# [Written exercise]
Print every line of the data below without any changes, keeping the original order.

# [The data]
■ ■ ■ ■

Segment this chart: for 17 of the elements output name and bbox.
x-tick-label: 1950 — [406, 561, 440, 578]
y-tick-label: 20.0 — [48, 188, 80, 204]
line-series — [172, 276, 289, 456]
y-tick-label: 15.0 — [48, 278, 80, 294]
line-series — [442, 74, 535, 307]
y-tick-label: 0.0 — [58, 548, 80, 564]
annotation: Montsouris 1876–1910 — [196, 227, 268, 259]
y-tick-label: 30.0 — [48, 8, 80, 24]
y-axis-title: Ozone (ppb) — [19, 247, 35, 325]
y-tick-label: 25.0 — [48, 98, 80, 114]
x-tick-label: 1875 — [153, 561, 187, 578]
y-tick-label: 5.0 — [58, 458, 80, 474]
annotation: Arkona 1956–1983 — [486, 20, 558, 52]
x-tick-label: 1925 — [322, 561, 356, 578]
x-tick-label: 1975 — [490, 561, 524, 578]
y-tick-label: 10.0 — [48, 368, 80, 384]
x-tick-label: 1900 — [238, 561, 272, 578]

■ ■ ■ ■

# [Answer for the task]
Segment this chart: for 17 of the elements output name and bbox.
x-tick-label: 1950 — [406, 561, 440, 578]
y-tick-label: 20.0 — [48, 188, 80, 204]
line-series — [172, 276, 289, 456]
y-tick-label: 15.0 — [48, 278, 80, 294]
line-series — [442, 74, 535, 307]
y-tick-label: 0.0 — [58, 548, 80, 564]
annotation: Montsouris 1876–1910 — [196, 227, 268, 259]
y-tick-label: 30.0 — [48, 8, 80, 24]
y-axis-title: Ozone (ppb) — [19, 247, 35, 325]
y-tick-label: 25.0 — [48, 98, 80, 114]
x-tick-label: 1875 — [153, 561, 187, 578]
y-tick-label: 5.0 — [58, 458, 80, 474]
annotation: Arkona 1956–1983 — [486, 20, 558, 52]
x-tick-label: 1925 — [322, 561, 356, 578]
x-tick-label: 1975 — [490, 561, 524, 578]
y-tick-label: 10.0 — [48, 368, 80, 384]
x-tick-label: 1900 — [238, 561, 272, 578]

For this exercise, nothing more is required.